_INFORMATION PROVIDED_
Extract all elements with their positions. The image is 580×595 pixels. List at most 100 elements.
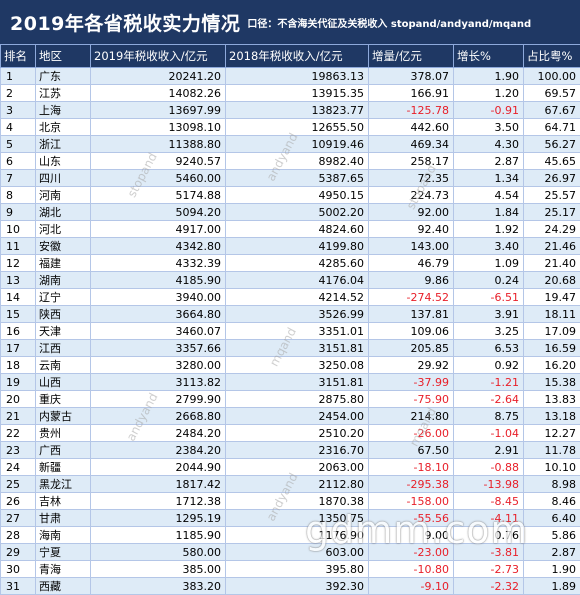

---

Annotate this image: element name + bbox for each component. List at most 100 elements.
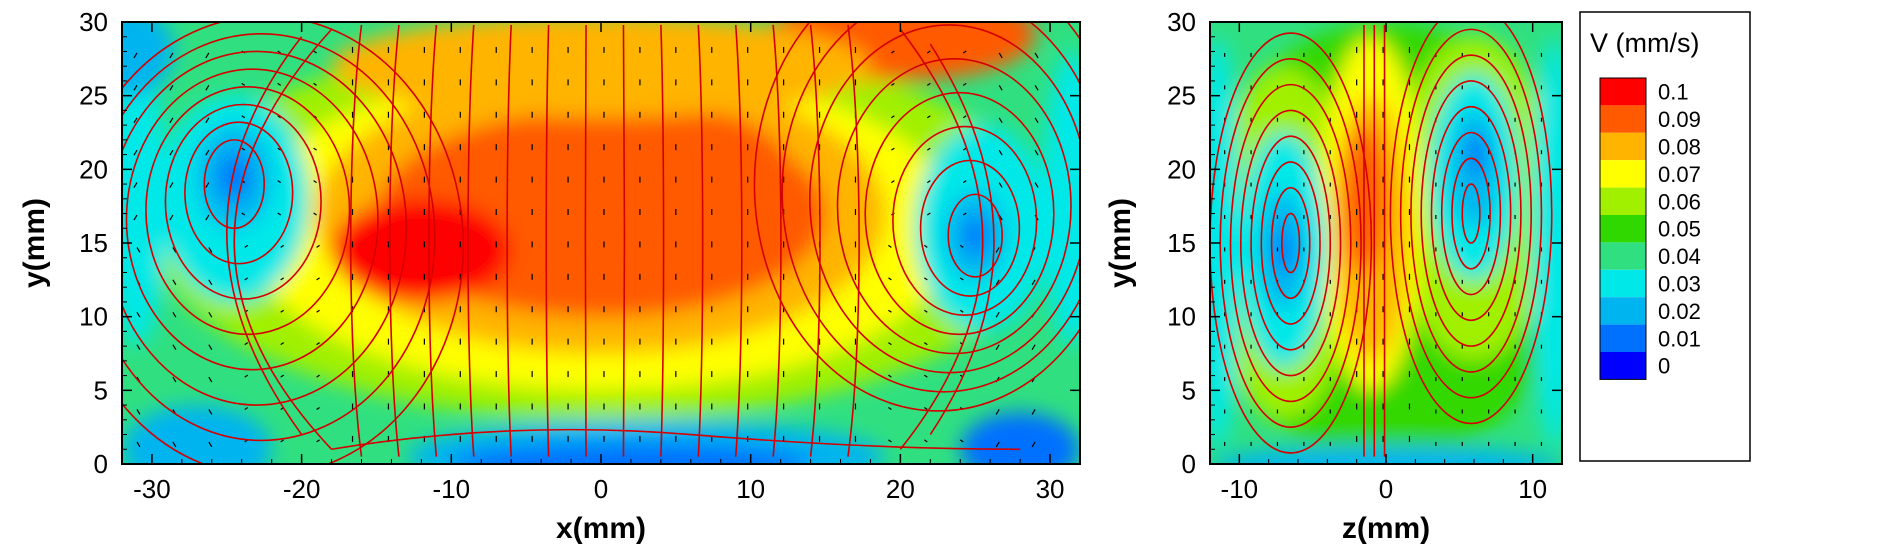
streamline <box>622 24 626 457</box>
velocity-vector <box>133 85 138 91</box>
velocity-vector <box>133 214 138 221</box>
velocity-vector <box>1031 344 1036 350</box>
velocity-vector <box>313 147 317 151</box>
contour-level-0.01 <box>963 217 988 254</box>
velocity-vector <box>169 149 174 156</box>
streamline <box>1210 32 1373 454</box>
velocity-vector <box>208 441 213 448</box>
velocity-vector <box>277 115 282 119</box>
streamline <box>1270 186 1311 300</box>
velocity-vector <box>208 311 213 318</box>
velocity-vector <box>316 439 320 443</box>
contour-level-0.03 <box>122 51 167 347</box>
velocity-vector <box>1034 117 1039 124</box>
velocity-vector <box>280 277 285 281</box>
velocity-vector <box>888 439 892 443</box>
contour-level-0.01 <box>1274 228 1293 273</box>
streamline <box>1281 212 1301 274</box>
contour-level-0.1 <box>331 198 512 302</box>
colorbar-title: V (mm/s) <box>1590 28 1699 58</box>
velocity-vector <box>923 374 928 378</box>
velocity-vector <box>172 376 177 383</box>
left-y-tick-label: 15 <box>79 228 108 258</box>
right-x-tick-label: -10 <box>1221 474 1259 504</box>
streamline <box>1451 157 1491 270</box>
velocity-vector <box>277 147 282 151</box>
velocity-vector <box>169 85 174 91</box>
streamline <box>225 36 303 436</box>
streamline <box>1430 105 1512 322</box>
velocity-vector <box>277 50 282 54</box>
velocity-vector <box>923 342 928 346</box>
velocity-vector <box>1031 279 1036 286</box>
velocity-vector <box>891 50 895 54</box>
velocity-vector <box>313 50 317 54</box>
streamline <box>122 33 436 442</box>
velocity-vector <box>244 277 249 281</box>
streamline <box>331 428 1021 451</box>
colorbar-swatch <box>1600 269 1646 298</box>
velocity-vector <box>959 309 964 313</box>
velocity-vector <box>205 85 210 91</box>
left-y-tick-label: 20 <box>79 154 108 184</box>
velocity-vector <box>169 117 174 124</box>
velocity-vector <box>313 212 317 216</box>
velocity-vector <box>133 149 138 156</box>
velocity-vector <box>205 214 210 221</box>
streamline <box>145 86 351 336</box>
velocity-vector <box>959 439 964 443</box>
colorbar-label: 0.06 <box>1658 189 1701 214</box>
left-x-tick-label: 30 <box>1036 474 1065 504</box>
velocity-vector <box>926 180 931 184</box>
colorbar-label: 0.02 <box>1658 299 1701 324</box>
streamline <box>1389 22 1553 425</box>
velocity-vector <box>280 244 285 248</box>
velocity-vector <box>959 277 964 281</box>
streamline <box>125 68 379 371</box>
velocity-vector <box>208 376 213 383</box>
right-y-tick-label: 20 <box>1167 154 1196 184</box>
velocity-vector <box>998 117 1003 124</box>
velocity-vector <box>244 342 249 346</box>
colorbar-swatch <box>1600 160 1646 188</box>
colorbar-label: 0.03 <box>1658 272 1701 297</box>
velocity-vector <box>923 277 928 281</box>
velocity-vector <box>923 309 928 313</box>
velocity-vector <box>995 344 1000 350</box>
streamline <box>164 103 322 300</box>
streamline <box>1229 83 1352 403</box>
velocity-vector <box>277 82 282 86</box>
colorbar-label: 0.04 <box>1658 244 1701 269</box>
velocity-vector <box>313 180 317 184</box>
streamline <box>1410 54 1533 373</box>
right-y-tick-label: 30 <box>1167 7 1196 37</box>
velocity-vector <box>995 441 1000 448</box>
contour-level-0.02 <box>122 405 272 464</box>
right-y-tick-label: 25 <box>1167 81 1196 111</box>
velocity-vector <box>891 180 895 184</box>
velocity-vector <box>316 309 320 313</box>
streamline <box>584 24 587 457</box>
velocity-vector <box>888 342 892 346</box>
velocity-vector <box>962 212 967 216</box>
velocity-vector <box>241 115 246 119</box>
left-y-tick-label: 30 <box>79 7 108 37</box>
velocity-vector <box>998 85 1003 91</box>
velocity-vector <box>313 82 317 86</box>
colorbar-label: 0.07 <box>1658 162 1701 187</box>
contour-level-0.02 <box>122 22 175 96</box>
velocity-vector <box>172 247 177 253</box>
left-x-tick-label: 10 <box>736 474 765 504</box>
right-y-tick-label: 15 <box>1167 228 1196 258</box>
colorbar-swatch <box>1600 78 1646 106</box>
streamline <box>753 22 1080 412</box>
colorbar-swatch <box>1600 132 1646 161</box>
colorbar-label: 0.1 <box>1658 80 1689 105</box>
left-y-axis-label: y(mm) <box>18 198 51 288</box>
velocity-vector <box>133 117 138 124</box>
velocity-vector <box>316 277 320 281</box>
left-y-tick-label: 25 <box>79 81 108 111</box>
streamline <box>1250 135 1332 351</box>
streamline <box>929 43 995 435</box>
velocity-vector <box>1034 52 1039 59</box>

_DIRECTIONS_
Start at the line in the listing that contains "Annotate this image: element" and stop after the line that contains "streamline <box>1281 212 1301 274</box>". Give those lines as a numbered list, skipping blank lines and leaving out any pictures.

_FULL SOLUTION_
1. Annotate this image: element name + bbox for each component. List at most 100 elements.
2. streamline <box>622 24 626 457</box>
3. velocity-vector <box>133 85 138 91</box>
4. velocity-vector <box>133 214 138 221</box>
5. velocity-vector <box>1031 344 1036 350</box>
6. velocity-vector <box>313 147 317 151</box>
7. contour-level-0.01 <box>963 217 988 254</box>
8. velocity-vector <box>169 149 174 156</box>
9. streamline <box>1210 32 1373 454</box>
10. velocity-vector <box>208 441 213 448</box>
11. velocity-vector <box>277 115 282 119</box>
12. streamline <box>1270 186 1311 300</box>
13. velocity-vector <box>208 311 213 318</box>
14. velocity-vector <box>316 439 320 443</box>
15. contour-level-0.03 <box>122 51 167 347</box>
16. velocity-vector <box>1034 117 1039 124</box>
17. velocity-vector <box>280 277 285 281</box>
18. velocity-vector <box>888 439 892 443</box>
19. contour-level-0.01 <box>1274 228 1293 273</box>
20. streamline <box>1281 212 1301 274</box>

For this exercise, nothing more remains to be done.